• [Given task]:
Write out the listing beneath this instruction in its entirety, exactly as it reads.

Stored records
╔══
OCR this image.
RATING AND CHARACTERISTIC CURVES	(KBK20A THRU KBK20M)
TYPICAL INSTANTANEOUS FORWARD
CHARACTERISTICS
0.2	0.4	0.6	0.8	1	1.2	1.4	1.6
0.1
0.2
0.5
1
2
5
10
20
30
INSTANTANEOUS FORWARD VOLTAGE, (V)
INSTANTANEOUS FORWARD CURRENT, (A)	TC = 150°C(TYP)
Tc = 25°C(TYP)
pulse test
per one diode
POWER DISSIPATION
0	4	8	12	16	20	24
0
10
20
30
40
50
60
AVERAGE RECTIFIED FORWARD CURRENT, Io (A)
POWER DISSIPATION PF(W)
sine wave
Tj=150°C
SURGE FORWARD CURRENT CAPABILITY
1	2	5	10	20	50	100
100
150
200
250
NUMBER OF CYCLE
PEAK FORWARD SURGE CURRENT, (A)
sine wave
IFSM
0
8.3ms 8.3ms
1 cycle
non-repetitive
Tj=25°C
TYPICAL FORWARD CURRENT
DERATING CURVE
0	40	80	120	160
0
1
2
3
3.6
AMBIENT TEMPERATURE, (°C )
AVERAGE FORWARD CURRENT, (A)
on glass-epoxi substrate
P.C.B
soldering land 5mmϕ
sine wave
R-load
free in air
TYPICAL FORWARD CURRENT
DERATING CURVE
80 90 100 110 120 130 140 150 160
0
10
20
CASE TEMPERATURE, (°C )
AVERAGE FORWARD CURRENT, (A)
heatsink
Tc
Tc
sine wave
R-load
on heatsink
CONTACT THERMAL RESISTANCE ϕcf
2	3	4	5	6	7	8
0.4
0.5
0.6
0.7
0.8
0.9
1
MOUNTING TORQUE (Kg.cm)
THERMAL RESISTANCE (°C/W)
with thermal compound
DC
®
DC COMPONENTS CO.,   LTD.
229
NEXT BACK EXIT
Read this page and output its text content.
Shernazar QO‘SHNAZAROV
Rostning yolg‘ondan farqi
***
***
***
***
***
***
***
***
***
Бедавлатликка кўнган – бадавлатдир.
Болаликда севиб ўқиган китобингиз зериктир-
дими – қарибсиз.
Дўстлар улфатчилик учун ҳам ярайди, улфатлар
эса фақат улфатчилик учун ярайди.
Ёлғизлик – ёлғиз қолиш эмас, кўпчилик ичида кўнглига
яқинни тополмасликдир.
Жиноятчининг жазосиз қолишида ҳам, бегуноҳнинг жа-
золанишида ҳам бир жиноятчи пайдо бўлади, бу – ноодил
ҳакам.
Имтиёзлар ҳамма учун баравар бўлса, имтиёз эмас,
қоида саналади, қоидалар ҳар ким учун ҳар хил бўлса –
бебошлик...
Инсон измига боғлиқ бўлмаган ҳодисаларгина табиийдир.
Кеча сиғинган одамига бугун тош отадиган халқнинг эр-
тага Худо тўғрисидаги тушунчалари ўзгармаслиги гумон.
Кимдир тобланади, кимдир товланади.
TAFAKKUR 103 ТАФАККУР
╚══
• [Result below]:
OCR this image.
RATING AND CHARACTERISTIC CURVES	(KBK20A THRU KBK20M)
TYPICAL INSTANTANEOUS FORWARD
CHARACTERISTICS
0.2	0.4	0.6	0.8	1	1.2	1.4	1.6
0.1
0.2
0.5
1
2
5
10
20
30
INSTANTANEOUS FORWARD VOLTAGE, (V)
INSTANTANEOUS FORWARD CURRENT, (A)	TC = 150°C(TYP)
Tc = 25°C(TYP)
pulse test
per one diode
POWER DISSIPATION
0	4	8	12	16	20	24
0
10
20
30
40
50
60
AVERAGE RECTIFIED FORWARD CURRENT, Io (A)
POWER DISSIPATION PF(W)
sine wave
Tj=150°C
SURGE FORWARD CURRENT CAPABILITY
1	2	5	10	20	50	100
100
150
200
250
NUMBER OF CYCLE
PEAK FORWARD SURGE CURRENT, (A)
sine wave
IFSM
0
8.3ms 8.3ms
1 cycle
non-repetitive
Tj=25°C
TYPICAL FORWARD CURRENT
DERATING CURVE
0	40	80	120	160
0
1
2
3
3.6
AMBIENT TEMPERATURE, (°C )
AVERAGE FORWARD CURRENT, (A)
on glass-epoxi substrate
P.C.B
soldering land 5mmϕ
sine wave
R-load
free in air
TYPICAL FORWARD CURRENT
DERATING CURVE
80 90 100 110 120 130 140 150 160
0
10
20
CASE TEMPERATURE, (°C )
AVERAGE FORWARD CURRENT, (A)
heatsink
Tc
Tc
sine wave
R-load
on heatsink
CONTACT THERMAL RESISTANCE ϕcf
2	3	4	5	6	7	8
0.4
0.5
0.6
0.7
0.8
0.9
1
MOUNTING TORQUE (Kg.cm)
THERMAL RESISTANCE (°C/W)
with thermal compound
DC
®
DC COMPONENTS CO.,   LTD.
229
NEXT BACK EXIT
Read this page and output its text content.
Shernazar QO‘SHNAZAROV
Rostning yolg‘ondan farqi
***
***
***
***
***
***
***
***
***
Бедавлатликка кўнган – бадавлатдир.
Болаликда севиб ўқиган китобингиз зериктир-
дими – қарибсиз.
Дўстлар улфатчилик учун ҳам ярайди, улфатлар
эса фақат улфатчилик учун ярайди.
Ёлғизлик – ёлғиз қолиш эмас, кўпчилик ичида кўнглига
яқинни тополмасликдир.
Жиноятчининг жазосиз қолишида ҳам, бегуноҳнинг жа-
золанишида ҳам бир жиноятчи пайдо бўлади, бу – ноодил
ҳакам.
Имтиёзлар ҳамма учун баравар бўлса, имтиёз эмас,
қоида саналади, қоидалар ҳар ким учун ҳар хил бўлса –
бебошлик...
Инсон измига боғлиқ бўлмаган ҳодисаларгина табиийдир.
Кеча сиғинган одамига бугун тош отадиган халқнинг эр-
тага Худо тўғрисидаги тушунчалари ўзгармаслиги гумон.
Кимдир тобланади, кимдир товланади.
TAFAKKUR 103 ТАФАККУР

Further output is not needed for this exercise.